── RECORDS FOR THE TASK

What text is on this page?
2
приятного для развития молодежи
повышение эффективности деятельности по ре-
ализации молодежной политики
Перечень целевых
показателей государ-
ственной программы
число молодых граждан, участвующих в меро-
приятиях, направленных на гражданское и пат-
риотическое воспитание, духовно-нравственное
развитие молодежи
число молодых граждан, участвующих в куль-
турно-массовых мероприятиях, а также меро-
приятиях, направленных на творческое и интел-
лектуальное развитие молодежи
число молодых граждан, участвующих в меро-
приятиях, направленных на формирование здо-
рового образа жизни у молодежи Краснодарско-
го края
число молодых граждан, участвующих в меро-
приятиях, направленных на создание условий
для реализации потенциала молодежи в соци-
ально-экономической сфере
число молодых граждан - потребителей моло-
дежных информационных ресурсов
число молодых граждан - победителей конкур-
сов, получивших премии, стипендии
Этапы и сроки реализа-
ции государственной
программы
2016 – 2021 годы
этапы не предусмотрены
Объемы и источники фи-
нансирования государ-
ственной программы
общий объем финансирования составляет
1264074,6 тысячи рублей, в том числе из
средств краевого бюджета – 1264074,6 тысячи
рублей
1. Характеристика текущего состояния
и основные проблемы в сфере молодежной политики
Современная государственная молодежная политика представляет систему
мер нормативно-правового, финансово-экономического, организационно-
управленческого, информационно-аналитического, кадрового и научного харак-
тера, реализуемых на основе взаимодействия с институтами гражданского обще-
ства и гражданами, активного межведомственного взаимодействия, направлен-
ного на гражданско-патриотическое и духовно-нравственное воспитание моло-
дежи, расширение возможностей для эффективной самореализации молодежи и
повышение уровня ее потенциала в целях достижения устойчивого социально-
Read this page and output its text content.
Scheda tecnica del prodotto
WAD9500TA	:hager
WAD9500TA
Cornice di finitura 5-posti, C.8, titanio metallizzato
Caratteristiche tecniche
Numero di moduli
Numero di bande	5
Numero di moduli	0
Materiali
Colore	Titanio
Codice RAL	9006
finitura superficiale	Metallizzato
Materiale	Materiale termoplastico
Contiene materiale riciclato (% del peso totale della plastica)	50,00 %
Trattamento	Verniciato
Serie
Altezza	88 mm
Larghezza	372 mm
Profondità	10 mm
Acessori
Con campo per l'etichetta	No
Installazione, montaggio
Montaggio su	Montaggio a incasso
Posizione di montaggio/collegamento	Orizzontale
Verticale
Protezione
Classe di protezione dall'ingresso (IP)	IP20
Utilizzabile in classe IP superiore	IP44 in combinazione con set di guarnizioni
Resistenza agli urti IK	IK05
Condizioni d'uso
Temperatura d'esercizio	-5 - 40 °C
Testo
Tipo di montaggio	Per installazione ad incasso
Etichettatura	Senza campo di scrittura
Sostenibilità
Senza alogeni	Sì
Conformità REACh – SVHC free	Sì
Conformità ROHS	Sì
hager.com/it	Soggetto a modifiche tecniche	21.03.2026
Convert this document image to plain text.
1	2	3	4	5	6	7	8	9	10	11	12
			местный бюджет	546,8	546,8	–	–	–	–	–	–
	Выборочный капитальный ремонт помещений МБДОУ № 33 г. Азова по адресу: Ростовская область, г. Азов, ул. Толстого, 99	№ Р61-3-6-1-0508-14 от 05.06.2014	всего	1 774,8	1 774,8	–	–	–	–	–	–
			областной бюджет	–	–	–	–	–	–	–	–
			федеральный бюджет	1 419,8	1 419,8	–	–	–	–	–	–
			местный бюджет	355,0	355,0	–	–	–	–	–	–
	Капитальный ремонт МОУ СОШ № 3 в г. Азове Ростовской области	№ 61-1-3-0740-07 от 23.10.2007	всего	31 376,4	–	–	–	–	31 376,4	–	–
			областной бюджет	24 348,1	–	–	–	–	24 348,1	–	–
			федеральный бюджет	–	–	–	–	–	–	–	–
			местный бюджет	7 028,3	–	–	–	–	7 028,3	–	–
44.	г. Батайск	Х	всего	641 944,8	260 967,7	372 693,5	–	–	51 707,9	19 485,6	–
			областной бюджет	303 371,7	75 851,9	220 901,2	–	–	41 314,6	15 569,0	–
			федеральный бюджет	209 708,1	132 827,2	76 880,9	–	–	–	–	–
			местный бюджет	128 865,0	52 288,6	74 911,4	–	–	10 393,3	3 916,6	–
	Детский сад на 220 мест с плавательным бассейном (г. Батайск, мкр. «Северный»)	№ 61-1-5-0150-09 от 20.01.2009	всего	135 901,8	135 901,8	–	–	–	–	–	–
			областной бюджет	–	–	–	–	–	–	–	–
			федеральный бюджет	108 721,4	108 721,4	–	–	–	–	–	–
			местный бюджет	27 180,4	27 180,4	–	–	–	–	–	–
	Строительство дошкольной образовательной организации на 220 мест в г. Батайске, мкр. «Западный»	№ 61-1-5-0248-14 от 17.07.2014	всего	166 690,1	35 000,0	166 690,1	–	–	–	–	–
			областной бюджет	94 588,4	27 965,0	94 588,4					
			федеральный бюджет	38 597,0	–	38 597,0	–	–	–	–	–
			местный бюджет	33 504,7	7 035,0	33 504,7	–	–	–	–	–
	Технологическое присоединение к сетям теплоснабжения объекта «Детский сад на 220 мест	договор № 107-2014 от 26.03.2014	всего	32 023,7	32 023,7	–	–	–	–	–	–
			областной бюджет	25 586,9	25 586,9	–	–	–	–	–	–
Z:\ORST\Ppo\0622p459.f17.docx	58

────

> **GIVEN TASK**:
Extract the data in full. Keep it word for word.

> **SOLUTION**:
What text is on this page?
2
приятного для развития молодежи
повышение эффективности деятельности по ре-
ализации молодежной политики
Перечень целевых
показателей государ-
ственной программы
число молодых граждан, участвующих в меро-
приятиях, направленных на гражданское и пат-
риотическое воспитание, духовно-нравственное
развитие молодежи
число молодых граждан, участвующих в куль-
турно-массовых мероприятиях, а также меро-
приятиях, направленных на творческое и интел-
лектуальное развитие молодежи
число молодых граждан, участвующих в меро-
приятиях, направленных на формирование здо-
рового образа жизни у молодежи Краснодарско-
го края
число молодых граждан, участвующих в меро-
приятиях, направленных на создание условий
для реализации потенциала молодежи в соци-
ально-экономической сфере
число молодых граждан - потребителей моло-
дежных информационных ресурсов
число молодых граждан - победителей конкур-
сов, получивших премии, стипендии
Этапы и сроки реализа-
ции государственной
программы
2016 – 2021 годы
этапы не предусмотрены
Объемы и источники фи-
нансирования государ-
ственной программы
общий объем финансирования составляет
1264074,6 тысячи рублей, в том числе из
средств краевого бюджета – 1264074,6 тысячи
рублей
1. Характеристика текущего состояния
и основные проблемы в сфере молодежной политики
Современная государственная молодежная политика представляет систему
мер нормативно-правового, финансово-экономического, организационно-
управленческого, информационно-аналитического, кадрового и научного харак-
тера, реализуемых на основе взаимодействия с институтами гражданского обще-
ства и гражданами, активного межведомственного взаимодействия, направлен-
ного на гражданско-патриотическое и духовно-нравственное воспитание моло-
дежи, расширение возможностей для эффективной самореализации молодежи и
повышение уровня ее потенциала в целях достижения устойчивого социально-
Read this page and output its text content.
Scheda tecnica del prodotto
WAD9500TA	:hager
WAD9500TA
Cornice di finitura 5-posti, C.8, titanio metallizzato
Caratteristiche tecniche
Numero di moduli
Numero di bande	5
Numero di moduli	0
Materiali
Colore	Titanio
Codice RAL	9006
finitura superficiale	Metallizzato
Materiale	Materiale termoplastico
Contiene materiale riciclato (% del peso totale della plastica)	50,00 %
Trattamento	Verniciato
Serie
Altezza	88 mm
Larghezza	372 mm
Profondità	10 mm
Acessori
Con campo per l'etichetta	No
Installazione, montaggio
Montaggio su	Montaggio a incasso
Posizione di montaggio/collegamento	Orizzontale
Verticale
Protezione
Classe di protezione dall'ingresso (IP)	IP20
Utilizzabile in classe IP superiore	IP44 in combinazione con set di guarnizioni
Resistenza agli urti IK	IK05
Condizioni d'uso
Temperatura d'esercizio	-5 - 40 °C
Testo
Tipo di montaggio	Per installazione ad incasso
Etichettatura	Senza campo di scrittura
Sostenibilità
Senza alogeni	Sì
Conformità REACh – SVHC free	Sì
Conformità ROHS	Sì
hager.com/it	Soggetto a modifiche tecniche	21.03.2026
Convert this document image to plain text.
1	2	3	4	5	6	7	8	9	10	11	12
			местный бюджет	546,8	546,8	–	–	–	–	–	–
	Выборочный капитальный ремонт помещений МБДОУ № 33 г. Азова по адресу: Ростовская область, г. Азов, ул. Толстого, 99	№ Р61-3-6-1-0508-14 от 05.06.2014	всего	1 774,8	1 774,8	–	–	–	–	–	–
			областной бюджет	–	–	–	–	–	–	–	–
			федеральный бюджет	1 419,8	1 419,8	–	–	–	–	–	–
			местный бюджет	355,0	355,0	–	–	–	–	–	–
	Капитальный ремонт МОУ СОШ № 3 в г. Азове Ростовской области	№ 61-1-3-0740-07 от 23.10.2007	всего	31 376,4	–	–	–	–	31 376,4	–	–
			областной бюджет	24 348,1	–	–	–	–	24 348,1	–	–
			федеральный бюджет	–	–	–	–	–	–	–	–
			местный бюджет	7 028,3	–	–	–	–	7 028,3	–	–
44.	г. Батайск	Х	всего	641 944,8	260 967,7	372 693,5	–	–	51 707,9	19 485,6	–
			областной бюджет	303 371,7	75 851,9	220 901,2	–	–	41 314,6	15 569,0	–
			федеральный бюджет	209 708,1	132 827,2	76 880,9	–	–	–	–	–
			местный бюджет	128 865,0	52 288,6	74 911,4	–	–	10 393,3	3 916,6	–
	Детский сад на 220 мест с плавательным бассейном (г. Батайск, мкр. «Северный»)	№ 61-1-5-0150-09 от 20.01.2009	всего	135 901,8	135 901,8	–	–	–	–	–	–
			областной бюджет	–	–	–	–	–	–	–	–
			федеральный бюджет	108 721,4	108 721,4	–	–	–	–	–	–
			местный бюджет	27 180,4	27 180,4	–	–	–	–	–	–
	Строительство дошкольной образовательной организации на 220 мест в г. Батайске, мкр. «Западный»	№ 61-1-5-0248-14 от 17.07.2014	всего	166 690,1	35 000,0	166 690,1	–	–	–	–	–
			областной бюджет	94 588,4	27 965,0	94 588,4					
			федеральный бюджет	38 597,0	–	38 597,0	–	–	–	–	–
			местный бюджет	33 504,7	7 035,0	33 504,7	–	–	–	–	–
	Технологическое присоединение к сетям теплоснабжения объекта «Детский сад на 220 мест	договор № 107-2014 от 26.03.2014	всего	32 023,7	32 023,7	–	–	–	–	–	–
			областной бюджет	25 586,9	25 586,9	–	–	–	–	–	–
Z:\ORST\Ppo\0622p459.f17.docx	58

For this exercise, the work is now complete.